# [Aim]
Count every line in the entries that contains "Money". Report that count alone.

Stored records
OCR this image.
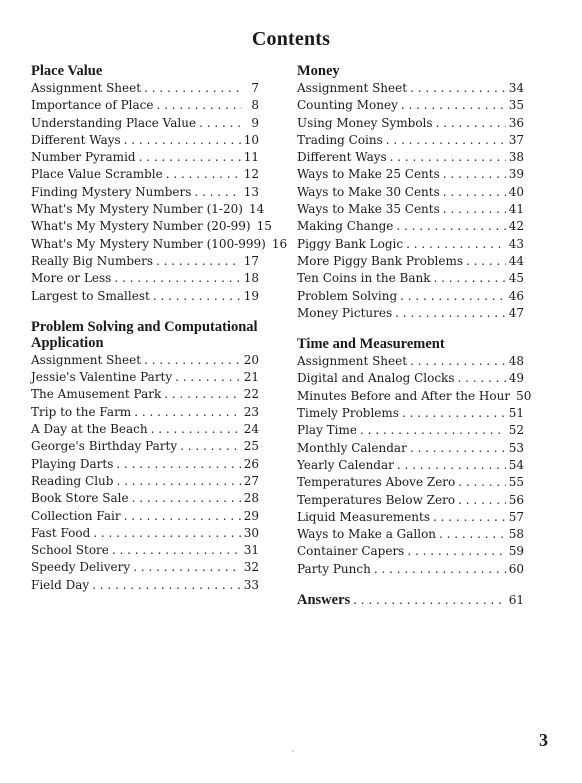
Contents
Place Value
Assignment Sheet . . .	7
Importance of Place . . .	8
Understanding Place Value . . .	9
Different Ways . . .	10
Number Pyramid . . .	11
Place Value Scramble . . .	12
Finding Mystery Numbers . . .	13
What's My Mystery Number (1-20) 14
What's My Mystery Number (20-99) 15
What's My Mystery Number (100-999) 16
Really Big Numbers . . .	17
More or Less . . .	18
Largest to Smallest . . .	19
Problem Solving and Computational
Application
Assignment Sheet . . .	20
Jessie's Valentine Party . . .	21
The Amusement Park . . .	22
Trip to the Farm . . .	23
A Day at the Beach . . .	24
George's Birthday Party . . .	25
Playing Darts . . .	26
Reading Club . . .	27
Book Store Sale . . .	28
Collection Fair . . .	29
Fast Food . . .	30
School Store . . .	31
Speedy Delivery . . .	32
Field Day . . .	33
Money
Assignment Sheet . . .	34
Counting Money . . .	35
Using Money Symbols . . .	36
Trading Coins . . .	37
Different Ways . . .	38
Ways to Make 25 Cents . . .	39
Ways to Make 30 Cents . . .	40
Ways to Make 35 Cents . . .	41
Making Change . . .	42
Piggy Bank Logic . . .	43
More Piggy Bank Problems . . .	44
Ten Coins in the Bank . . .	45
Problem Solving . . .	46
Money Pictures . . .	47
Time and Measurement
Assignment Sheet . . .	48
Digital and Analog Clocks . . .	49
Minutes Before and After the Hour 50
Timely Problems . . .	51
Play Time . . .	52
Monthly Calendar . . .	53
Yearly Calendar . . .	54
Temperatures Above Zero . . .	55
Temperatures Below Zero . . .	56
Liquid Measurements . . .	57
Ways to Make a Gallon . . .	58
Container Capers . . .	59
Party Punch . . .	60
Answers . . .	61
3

* * *

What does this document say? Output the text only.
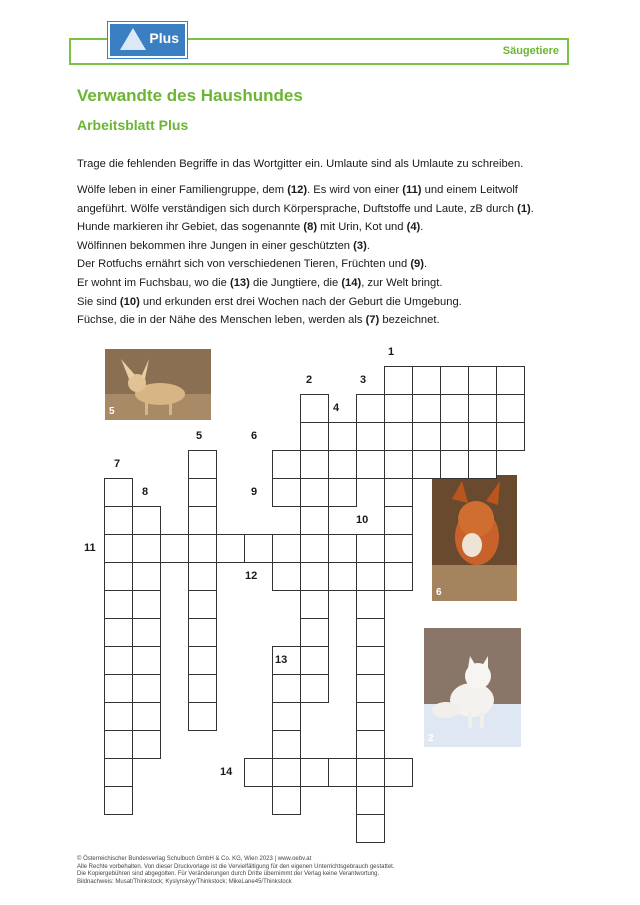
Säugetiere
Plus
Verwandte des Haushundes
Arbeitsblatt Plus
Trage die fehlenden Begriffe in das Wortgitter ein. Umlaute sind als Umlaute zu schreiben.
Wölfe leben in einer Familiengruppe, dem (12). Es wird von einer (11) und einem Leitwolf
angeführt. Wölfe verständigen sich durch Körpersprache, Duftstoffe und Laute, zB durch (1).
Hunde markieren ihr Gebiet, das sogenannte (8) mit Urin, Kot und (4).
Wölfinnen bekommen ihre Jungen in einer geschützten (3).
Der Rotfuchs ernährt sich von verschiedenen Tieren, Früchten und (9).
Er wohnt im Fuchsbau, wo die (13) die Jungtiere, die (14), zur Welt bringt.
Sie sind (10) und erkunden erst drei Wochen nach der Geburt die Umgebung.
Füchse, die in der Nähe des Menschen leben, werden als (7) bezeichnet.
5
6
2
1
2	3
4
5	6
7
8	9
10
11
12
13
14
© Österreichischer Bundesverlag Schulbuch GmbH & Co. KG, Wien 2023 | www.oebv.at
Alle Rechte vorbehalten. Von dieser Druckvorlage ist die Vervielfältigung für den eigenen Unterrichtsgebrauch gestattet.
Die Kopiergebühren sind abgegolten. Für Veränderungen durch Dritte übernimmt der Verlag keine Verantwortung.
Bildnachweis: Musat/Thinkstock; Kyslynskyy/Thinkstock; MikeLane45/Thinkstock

==

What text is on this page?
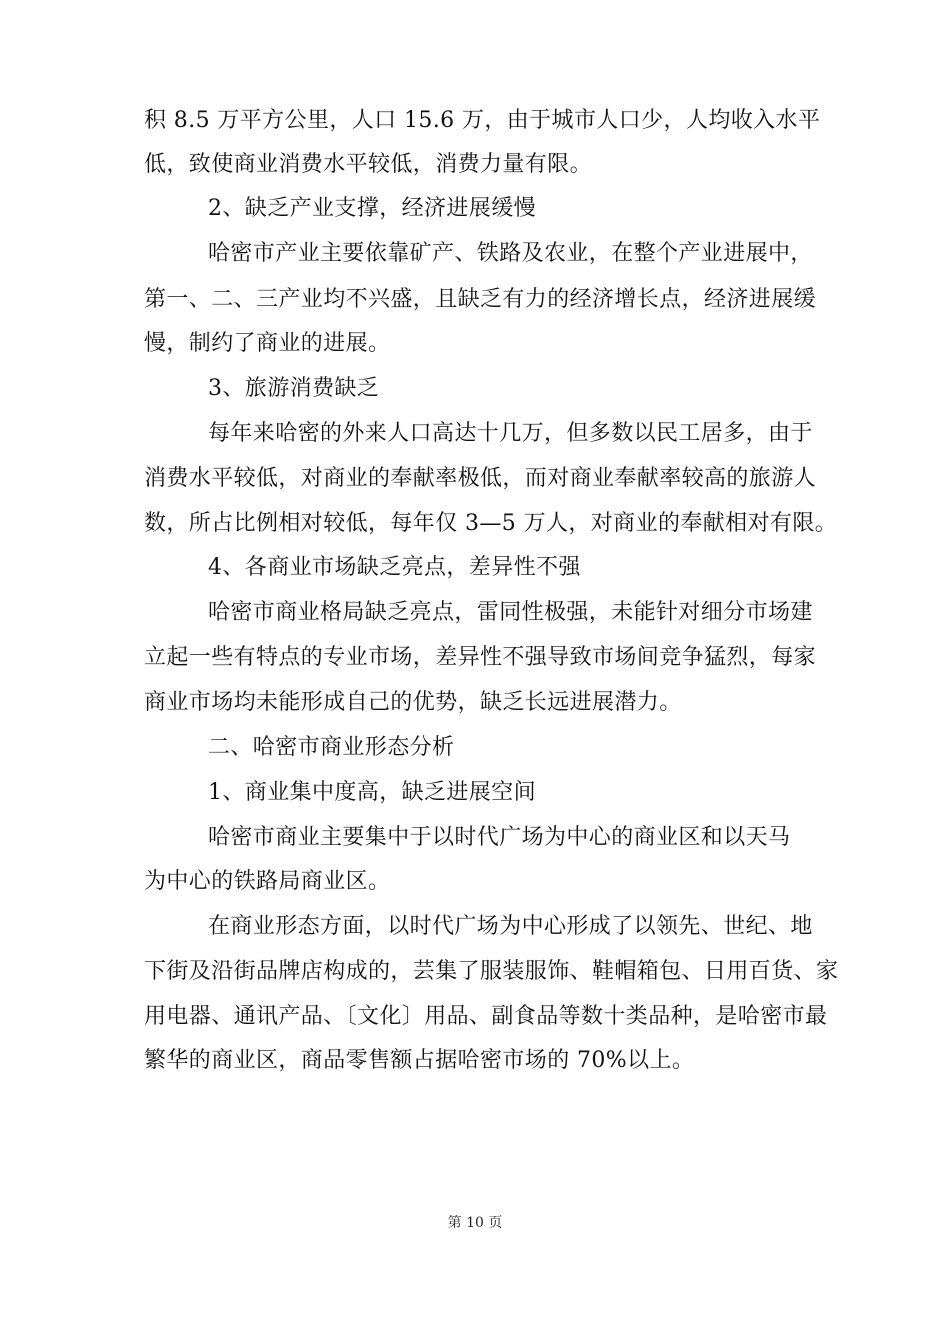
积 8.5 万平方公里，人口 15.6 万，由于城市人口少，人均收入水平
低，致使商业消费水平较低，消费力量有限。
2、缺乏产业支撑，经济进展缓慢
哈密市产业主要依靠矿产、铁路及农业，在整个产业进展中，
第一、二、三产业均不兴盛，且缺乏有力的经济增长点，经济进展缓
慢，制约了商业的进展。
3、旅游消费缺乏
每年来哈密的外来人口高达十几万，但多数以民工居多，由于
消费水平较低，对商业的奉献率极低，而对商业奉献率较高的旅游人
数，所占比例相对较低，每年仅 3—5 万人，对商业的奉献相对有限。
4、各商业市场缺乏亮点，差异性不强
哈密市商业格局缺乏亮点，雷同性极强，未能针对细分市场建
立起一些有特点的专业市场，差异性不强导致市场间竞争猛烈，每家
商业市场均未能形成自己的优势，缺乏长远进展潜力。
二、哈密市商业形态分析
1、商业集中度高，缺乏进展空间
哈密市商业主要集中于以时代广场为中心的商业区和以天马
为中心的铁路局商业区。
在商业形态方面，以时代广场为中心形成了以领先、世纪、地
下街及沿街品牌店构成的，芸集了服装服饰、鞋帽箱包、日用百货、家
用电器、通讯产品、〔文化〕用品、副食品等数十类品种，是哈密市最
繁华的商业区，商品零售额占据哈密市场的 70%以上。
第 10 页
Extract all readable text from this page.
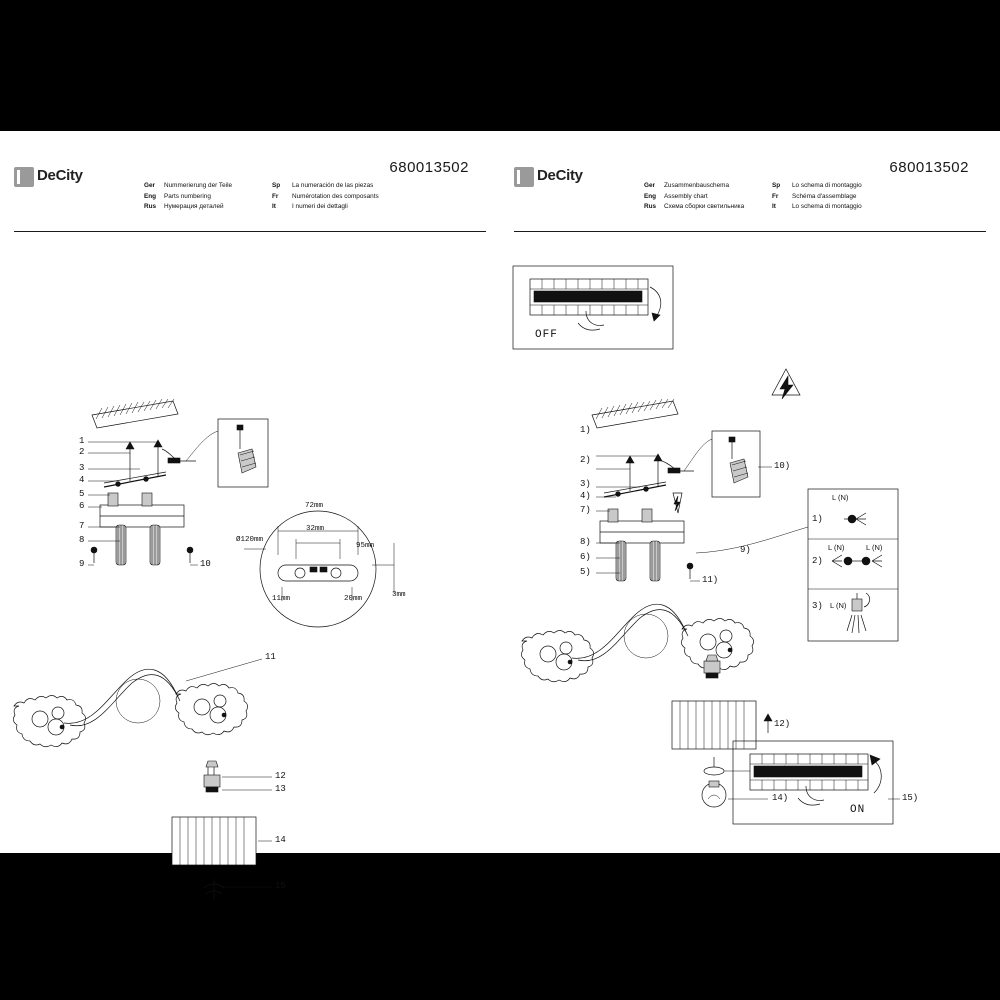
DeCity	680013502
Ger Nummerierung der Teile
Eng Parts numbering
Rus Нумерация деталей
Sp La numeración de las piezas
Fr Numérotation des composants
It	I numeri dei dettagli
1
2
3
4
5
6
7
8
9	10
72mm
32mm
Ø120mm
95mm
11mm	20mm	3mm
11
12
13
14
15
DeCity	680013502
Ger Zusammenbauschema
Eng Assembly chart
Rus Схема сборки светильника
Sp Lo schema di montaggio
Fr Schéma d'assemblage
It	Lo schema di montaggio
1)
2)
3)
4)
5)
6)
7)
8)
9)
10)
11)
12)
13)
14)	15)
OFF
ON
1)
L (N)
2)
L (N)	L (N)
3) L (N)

# [Result for this task]
4